#### Énoncé:
Veuillez extraire des entrées chaque ligne qui contient la chaîne « paste ».

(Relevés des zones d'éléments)
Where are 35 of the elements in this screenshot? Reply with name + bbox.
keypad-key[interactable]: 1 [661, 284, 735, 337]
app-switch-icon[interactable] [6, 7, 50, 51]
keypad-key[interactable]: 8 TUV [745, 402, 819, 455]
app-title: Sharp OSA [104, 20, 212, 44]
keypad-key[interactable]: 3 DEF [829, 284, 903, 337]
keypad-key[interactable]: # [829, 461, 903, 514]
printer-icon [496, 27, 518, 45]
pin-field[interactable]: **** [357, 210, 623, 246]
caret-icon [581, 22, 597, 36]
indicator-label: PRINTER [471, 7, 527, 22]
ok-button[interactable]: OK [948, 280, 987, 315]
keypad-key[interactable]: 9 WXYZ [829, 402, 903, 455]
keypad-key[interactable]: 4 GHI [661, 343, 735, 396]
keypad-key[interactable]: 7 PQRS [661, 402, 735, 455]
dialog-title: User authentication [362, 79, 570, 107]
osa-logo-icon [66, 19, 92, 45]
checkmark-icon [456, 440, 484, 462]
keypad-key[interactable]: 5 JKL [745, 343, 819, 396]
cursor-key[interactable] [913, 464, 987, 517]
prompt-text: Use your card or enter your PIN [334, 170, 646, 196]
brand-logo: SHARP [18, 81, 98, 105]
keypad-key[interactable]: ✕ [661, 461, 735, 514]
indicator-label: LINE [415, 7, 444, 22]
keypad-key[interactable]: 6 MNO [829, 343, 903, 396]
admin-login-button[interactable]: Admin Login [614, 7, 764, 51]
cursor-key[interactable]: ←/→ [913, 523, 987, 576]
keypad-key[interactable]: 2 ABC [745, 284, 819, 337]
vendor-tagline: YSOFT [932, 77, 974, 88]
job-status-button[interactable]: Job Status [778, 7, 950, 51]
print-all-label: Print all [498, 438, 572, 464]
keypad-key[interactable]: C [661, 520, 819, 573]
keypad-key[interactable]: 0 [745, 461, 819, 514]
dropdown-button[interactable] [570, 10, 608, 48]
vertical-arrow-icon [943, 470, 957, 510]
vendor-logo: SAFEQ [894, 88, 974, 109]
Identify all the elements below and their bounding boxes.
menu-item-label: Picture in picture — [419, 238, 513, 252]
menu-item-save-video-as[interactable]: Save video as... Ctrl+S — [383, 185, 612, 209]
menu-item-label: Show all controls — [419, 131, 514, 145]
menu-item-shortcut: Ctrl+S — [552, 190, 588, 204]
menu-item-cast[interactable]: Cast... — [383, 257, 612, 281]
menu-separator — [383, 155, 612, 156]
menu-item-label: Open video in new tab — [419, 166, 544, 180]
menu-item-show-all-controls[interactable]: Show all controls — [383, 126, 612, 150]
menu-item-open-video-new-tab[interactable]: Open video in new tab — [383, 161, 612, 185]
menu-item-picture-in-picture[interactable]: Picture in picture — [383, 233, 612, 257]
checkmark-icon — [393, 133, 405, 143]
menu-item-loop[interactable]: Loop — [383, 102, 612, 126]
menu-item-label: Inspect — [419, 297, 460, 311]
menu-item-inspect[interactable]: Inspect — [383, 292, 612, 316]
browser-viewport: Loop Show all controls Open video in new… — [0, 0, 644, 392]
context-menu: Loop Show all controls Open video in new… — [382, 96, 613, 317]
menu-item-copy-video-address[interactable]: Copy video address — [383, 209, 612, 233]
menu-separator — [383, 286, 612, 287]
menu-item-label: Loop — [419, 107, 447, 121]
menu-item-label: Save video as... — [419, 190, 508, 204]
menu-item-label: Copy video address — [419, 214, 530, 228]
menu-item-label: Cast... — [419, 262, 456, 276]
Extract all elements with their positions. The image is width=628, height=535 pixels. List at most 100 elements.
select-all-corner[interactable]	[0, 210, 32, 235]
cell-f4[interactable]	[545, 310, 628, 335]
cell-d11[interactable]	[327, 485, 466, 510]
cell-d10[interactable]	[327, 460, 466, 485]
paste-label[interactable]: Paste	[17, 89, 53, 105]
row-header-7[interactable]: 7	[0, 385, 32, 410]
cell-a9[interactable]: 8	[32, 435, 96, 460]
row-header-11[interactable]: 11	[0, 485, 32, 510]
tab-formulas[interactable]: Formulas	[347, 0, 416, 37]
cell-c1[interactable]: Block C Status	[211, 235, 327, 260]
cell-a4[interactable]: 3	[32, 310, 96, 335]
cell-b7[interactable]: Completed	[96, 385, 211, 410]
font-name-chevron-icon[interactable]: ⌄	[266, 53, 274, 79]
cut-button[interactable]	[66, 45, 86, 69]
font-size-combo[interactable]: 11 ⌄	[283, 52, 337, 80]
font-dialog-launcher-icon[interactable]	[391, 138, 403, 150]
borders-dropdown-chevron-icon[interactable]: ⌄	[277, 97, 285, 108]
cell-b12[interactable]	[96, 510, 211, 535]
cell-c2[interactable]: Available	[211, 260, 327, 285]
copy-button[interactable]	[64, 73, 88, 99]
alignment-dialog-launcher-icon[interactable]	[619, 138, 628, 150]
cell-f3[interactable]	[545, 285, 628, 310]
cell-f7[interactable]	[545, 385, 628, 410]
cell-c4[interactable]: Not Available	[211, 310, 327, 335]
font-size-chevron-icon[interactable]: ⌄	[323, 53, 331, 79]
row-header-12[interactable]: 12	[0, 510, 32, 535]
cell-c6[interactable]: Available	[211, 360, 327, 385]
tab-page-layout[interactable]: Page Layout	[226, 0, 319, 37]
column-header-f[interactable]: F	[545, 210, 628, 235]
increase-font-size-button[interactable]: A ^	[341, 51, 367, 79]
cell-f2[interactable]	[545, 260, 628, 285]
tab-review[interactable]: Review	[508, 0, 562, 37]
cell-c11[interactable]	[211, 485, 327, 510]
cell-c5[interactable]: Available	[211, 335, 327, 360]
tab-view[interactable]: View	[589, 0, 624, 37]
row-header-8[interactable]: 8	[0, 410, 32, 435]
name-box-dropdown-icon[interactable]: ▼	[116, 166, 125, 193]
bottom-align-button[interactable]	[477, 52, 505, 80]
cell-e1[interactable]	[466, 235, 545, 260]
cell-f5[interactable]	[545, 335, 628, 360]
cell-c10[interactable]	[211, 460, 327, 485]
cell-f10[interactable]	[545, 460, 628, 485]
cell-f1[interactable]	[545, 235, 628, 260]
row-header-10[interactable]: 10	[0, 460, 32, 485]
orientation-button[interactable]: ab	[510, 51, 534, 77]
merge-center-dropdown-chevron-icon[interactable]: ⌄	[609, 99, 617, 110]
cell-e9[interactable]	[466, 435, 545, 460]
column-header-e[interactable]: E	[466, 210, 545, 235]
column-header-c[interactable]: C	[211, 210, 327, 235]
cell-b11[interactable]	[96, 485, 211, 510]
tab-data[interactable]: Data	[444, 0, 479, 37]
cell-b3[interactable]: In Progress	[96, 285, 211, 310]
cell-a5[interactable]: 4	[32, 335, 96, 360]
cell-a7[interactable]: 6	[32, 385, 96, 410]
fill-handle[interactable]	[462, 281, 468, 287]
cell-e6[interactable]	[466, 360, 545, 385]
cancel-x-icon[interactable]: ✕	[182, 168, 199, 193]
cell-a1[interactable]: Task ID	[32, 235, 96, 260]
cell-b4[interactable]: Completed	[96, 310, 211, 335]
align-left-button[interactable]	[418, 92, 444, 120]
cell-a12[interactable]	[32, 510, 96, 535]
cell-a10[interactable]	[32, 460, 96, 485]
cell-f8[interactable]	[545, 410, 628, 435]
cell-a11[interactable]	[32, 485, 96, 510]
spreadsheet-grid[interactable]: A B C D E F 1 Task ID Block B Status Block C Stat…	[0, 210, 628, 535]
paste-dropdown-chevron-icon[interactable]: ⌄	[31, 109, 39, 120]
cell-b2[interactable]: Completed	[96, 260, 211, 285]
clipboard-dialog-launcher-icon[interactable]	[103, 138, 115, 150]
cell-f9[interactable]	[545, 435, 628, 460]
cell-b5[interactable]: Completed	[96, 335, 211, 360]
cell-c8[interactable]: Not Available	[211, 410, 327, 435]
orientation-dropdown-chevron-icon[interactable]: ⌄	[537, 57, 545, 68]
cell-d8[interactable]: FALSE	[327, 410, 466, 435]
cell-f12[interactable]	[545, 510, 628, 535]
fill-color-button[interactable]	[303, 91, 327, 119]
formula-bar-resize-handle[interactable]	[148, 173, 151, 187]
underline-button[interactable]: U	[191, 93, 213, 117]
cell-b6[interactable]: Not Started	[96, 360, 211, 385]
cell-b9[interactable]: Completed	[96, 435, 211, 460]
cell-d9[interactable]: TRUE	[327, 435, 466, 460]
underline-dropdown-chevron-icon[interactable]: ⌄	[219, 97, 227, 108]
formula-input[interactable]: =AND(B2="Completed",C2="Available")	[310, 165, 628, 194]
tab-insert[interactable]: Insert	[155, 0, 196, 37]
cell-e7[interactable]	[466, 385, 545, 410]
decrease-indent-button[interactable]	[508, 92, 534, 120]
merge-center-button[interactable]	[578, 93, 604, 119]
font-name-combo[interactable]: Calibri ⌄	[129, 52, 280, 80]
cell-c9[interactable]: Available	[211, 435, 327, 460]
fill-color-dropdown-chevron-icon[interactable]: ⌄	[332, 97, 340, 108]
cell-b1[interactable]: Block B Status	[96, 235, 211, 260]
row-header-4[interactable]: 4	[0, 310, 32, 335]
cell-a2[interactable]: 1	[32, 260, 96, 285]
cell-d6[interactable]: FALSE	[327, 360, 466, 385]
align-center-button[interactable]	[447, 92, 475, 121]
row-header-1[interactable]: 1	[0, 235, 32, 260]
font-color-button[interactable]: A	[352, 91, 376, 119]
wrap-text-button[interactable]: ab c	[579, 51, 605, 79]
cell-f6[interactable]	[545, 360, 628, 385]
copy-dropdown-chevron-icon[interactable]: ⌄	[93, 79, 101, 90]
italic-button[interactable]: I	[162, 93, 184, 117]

#### Corrigé:
paste-label[interactable]: Paste	[17, 89, 53, 105]
paste-dropdown-chevron-icon[interactable]: ⌄	[31, 109, 39, 120]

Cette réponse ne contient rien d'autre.